Single out the lines that include the word "JSON". Copy them.

+++ DATASET RECORDS +++

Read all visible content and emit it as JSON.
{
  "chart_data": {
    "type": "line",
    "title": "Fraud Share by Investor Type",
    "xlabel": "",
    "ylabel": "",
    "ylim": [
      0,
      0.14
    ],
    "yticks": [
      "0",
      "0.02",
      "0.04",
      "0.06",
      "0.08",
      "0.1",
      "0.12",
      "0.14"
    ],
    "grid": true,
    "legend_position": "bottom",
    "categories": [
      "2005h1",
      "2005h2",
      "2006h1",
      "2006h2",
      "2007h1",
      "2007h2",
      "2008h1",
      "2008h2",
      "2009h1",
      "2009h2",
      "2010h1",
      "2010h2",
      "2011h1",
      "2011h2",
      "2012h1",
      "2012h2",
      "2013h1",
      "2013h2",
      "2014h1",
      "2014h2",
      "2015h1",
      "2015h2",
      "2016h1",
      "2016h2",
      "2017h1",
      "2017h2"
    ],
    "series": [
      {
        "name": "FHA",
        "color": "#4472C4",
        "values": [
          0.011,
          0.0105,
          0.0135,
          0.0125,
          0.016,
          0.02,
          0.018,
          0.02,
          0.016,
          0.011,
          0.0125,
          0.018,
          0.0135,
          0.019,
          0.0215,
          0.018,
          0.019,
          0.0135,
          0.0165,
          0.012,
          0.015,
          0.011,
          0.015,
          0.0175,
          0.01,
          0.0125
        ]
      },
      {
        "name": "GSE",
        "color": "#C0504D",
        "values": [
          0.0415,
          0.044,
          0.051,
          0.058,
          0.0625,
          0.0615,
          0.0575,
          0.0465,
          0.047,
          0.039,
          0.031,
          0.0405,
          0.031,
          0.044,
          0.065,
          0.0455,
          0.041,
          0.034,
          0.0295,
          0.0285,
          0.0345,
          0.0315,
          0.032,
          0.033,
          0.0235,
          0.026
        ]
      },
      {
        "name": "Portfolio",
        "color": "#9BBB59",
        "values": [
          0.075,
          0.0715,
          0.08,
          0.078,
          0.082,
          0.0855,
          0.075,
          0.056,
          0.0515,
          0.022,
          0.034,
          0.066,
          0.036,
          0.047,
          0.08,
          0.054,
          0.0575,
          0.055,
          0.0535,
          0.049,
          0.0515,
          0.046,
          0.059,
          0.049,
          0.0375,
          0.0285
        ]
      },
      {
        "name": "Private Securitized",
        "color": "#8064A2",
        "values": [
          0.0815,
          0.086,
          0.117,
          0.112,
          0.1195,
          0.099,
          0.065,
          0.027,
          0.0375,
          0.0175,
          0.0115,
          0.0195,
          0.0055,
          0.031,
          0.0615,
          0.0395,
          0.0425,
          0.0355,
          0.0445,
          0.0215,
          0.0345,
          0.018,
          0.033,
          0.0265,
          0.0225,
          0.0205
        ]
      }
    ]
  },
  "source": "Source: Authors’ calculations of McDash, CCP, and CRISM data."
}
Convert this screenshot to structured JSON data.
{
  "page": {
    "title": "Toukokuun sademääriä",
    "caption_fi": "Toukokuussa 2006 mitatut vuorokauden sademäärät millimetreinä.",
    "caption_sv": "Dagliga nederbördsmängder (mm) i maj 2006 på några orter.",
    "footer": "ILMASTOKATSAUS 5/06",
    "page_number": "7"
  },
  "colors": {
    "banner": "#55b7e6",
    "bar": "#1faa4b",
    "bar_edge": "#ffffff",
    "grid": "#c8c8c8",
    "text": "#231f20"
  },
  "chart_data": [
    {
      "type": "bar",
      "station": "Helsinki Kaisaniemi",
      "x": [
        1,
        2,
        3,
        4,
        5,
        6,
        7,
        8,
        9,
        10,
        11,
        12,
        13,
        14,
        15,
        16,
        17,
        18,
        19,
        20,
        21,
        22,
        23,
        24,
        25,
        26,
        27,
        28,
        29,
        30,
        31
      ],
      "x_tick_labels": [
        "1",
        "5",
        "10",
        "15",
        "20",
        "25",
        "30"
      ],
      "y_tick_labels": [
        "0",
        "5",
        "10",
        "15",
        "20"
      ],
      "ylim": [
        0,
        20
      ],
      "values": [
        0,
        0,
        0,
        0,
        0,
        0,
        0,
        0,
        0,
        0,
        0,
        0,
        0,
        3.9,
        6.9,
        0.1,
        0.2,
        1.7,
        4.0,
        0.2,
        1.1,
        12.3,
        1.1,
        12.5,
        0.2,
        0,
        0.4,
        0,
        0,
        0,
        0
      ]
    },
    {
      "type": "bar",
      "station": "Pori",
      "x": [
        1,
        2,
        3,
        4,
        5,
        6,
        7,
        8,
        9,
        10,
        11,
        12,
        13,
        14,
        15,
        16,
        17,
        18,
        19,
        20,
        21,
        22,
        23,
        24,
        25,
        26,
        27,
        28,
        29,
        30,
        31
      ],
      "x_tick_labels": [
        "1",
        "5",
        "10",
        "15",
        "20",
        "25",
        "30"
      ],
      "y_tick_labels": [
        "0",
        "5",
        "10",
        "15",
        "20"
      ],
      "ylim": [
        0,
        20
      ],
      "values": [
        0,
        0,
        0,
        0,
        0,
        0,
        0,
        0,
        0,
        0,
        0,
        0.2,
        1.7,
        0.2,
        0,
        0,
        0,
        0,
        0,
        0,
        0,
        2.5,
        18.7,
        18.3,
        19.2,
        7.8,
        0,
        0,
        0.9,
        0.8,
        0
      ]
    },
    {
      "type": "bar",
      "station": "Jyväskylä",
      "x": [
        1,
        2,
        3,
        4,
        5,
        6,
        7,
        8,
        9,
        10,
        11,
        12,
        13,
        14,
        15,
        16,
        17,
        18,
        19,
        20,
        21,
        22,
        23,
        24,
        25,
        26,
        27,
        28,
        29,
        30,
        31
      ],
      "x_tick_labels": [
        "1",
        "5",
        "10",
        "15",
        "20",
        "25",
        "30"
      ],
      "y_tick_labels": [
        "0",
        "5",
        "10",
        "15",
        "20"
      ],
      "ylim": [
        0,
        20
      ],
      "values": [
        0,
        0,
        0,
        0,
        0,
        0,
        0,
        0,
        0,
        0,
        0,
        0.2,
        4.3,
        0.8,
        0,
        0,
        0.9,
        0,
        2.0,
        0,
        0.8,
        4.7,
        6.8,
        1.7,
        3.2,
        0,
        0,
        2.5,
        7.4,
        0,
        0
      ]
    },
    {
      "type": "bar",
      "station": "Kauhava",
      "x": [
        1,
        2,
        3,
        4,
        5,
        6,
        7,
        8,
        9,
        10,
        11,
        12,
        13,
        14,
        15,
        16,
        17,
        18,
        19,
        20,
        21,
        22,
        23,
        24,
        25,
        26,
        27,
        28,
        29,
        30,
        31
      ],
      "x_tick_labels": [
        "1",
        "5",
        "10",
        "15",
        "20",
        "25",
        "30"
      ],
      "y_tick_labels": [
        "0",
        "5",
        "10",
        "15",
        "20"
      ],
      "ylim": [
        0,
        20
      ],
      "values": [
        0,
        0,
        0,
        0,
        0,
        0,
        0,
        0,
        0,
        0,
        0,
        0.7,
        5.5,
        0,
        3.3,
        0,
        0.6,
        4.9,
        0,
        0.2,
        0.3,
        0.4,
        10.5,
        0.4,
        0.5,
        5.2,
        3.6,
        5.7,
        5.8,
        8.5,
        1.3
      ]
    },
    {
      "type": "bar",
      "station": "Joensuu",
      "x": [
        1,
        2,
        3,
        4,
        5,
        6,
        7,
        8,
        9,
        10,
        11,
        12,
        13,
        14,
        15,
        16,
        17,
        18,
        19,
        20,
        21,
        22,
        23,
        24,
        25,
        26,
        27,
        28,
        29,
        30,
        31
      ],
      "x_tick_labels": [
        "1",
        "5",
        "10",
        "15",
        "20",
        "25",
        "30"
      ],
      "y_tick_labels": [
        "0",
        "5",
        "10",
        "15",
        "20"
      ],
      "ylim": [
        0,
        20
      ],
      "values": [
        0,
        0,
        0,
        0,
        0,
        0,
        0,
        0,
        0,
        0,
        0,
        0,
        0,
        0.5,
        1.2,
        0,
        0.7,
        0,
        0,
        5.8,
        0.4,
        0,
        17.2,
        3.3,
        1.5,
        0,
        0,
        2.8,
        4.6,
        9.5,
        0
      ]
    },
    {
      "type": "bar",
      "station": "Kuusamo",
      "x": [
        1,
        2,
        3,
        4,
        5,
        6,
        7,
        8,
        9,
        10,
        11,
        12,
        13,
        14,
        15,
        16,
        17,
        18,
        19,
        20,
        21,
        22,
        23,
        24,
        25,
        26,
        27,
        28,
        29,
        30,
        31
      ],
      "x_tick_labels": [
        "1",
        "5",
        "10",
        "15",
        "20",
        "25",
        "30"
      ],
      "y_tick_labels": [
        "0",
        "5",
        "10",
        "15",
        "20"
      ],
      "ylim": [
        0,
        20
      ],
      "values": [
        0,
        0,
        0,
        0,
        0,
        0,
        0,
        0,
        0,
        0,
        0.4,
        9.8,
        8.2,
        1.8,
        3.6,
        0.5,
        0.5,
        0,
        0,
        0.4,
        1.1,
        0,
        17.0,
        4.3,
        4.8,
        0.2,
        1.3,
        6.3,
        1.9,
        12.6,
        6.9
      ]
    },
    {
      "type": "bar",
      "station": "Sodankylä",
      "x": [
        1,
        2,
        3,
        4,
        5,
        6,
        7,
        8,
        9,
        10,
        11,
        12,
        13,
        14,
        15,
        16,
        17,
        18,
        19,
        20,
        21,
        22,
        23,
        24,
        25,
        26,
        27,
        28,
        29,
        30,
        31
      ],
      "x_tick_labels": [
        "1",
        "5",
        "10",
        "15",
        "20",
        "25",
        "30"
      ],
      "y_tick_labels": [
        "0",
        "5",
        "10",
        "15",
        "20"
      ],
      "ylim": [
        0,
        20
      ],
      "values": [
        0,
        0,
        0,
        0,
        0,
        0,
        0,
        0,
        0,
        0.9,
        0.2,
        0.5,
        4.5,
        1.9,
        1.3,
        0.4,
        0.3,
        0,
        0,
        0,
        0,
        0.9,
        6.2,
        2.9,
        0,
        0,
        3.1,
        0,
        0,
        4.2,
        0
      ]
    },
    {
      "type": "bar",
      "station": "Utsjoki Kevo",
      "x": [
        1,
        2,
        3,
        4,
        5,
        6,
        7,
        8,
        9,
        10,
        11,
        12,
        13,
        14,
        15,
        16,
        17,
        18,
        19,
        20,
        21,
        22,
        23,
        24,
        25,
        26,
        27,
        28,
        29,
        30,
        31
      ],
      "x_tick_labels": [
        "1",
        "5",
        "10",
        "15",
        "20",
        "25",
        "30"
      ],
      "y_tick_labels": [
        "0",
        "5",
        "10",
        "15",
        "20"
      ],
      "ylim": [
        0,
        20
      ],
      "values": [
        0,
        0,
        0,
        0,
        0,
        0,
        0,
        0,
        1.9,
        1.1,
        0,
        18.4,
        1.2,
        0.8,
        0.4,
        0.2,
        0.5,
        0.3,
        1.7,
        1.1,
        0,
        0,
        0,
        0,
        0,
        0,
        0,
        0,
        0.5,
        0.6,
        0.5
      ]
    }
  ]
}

+++

| TASK ANSWER |
Read all visible content and emit it as JSON.
Convert this screenshot to structured JSON data.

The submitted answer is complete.